* **Source material**:
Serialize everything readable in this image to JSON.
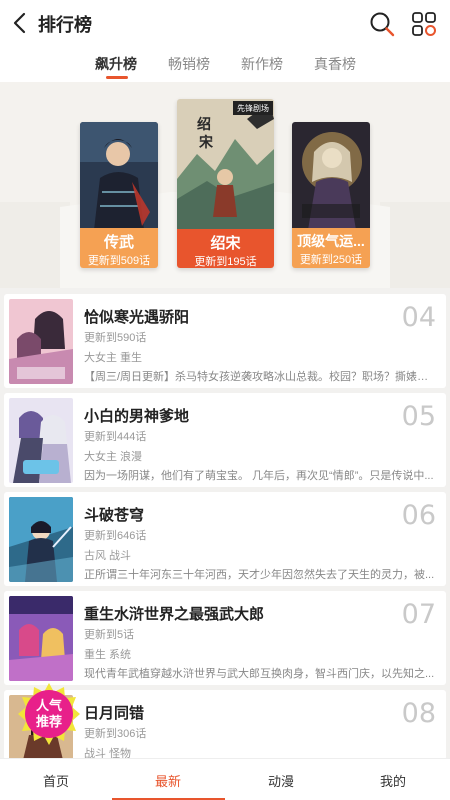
{
  "header": {
    "title": "排行榜",
    "icons": [
      "back-icon",
      "search-icon",
      "grid-icon"
    ]
  },
  "tabs": [
    {
      "label": "飙升榜",
      "active": true
    },
    {
      "label": "畅销榜",
      "active": false
    },
    {
      "label": "新作榜",
      "active": false
    },
    {
      "label": "真香榜",
      "active": false
    }
  ],
  "podium": {
    "first": {
      "name": "绍宋",
      "update": "更新到195话",
      "cover_text": "先锋剧场"
    },
    "second": {
      "name": "传武",
      "update": "更新到509话"
    },
    "third": {
      "name": "顶级气运...",
      "update": "更新到250话"
    }
  },
  "list": [
    {
      "name": "恰似寒光遇骄阳",
      "update": "更新到590话",
      "tags": "大女主  重生",
      "desc": "【周三/周日更新】杀马特女孩逆袭攻略冰山总裁。校园？职场？撕婊？...",
      "rank": "04"
    },
    {
      "name": "小白的男神爹地",
      "update": "更新到444话",
      "tags": "大女主  浪漫",
      "desc": "因为一场阴谋，他们有了萌宝宝。  几年后，再次见“情郎”。只是传说中...",
      "rank": "05"
    },
    {
      "name": "斗破苍穹",
      "update": "更新到646话",
      "tags": "古风  战斗",
      "desc": "正所谓三十年河东三十年河西，天才少年因忽然失去了天生的灵力，被...",
      "rank": "06"
    },
    {
      "name": "重生水浒世界之最强武大郎",
      "update": "更新到5话",
      "tags": "重生  系统",
      "desc": "现代青年武植穿越水浒世界与武大郎互换肉身，智斗西门庆，以先知之...",
      "rank": "07"
    },
    {
      "name": "日月同错",
      "update": "更新到306话",
      "tags": "战斗  怪物",
      "desc": "",
      "rank": "08"
    }
  ],
  "badge": {
    "line1": "人气",
    "line2": "推荐"
  },
  "bottom_nav": [
    {
      "label": "首页",
      "active": false
    },
    {
      "label": "最新",
      "active": true
    },
    {
      "label": "动漫",
      "active": false
    },
    {
      "label": "我的",
      "active": false
    }
  ],
  "colors": {
    "accent": "#e8552d",
    "label_orange": "#f5a153",
    "background": "#f2f1ef"
  }
}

* **What you are asked to do**: Copy out the records above in full, exactly as written, but not the pictures.

* **Answer**:
Serialize everything readable in this image to JSON.
{
  "header": {
    "title": "排行榜",
    "icons": [
      "back-icon",
      "search-icon",
      "grid-icon"
    ]
  },
  "tabs": [
    {
      "label": "飙升榜",
      "active": true
    },
    {
      "label": "畅销榜",
      "active": false
    },
    {
      "label": "新作榜",
      "active": false
    },
    {
      "label": "真香榜",
      "active": false
    }
  ],
  "podium": {
    "first": {
      "name": "绍宋",
      "update": "更新到195话",
      "cover_text": "先锋剧场"
    },
    "second": {
      "name": "传武",
      "update": "更新到509话"
    },
    "third": {
      "name": "顶级气运...",
      "update": "更新到250话"
    }
  },
  "list": [
    {
      "name": "恰似寒光遇骄阳",
      "update": "更新到590话",
      "tags": "大女主  重生",
      "desc": "【周三/周日更新】杀马特女孩逆袭攻略冰山总裁。校园？职场？撕婊？...",
      "rank": "04"
    },
    {
      "name": "小白的男神爹地",
      "update": "更新到444话",
      "tags": "大女主  浪漫",
      "desc": "因为一场阴谋，他们有了萌宝宝。  几年后，再次见“情郎”。只是传说中...",
      "rank": "05"
    },
    {
      "name": "斗破苍穹",
      "update": "更新到646话",
      "tags": "古风  战斗",
      "desc": "正所谓三十年河东三十年河西，天才少年因忽然失去了天生的灵力，被...",
      "rank": "06"
    },
    {
      "name": "重生水浒世界之最强武大郎",
      "update": "更新到5话",
      "tags": "重生  系统",
      "desc": "现代青年武植穿越水浒世界与武大郎互换肉身，智斗西门庆，以先知之...",
      "rank": "07"
    },
    {
      "name": "日月同错",
      "update": "更新到306话",
      "tags": "战斗  怪物",
      "desc": "",
      "rank": "08"
    }
  ],
  "badge": {
    "line1": "人气",
    "line2": "推荐"
  },
  "bottom_nav": [
    {
      "label": "首页",
      "active": false
    },
    {
      "label": "最新",
      "active": true
    },
    {
      "label": "动漫",
      "active": false
    },
    {
      "label": "我的",
      "active": false
    }
  ],
  "colors": {
    "accent": "#e8552d",
    "label_orange": "#f5a153",
    "background": "#f2f1ef"
  }
}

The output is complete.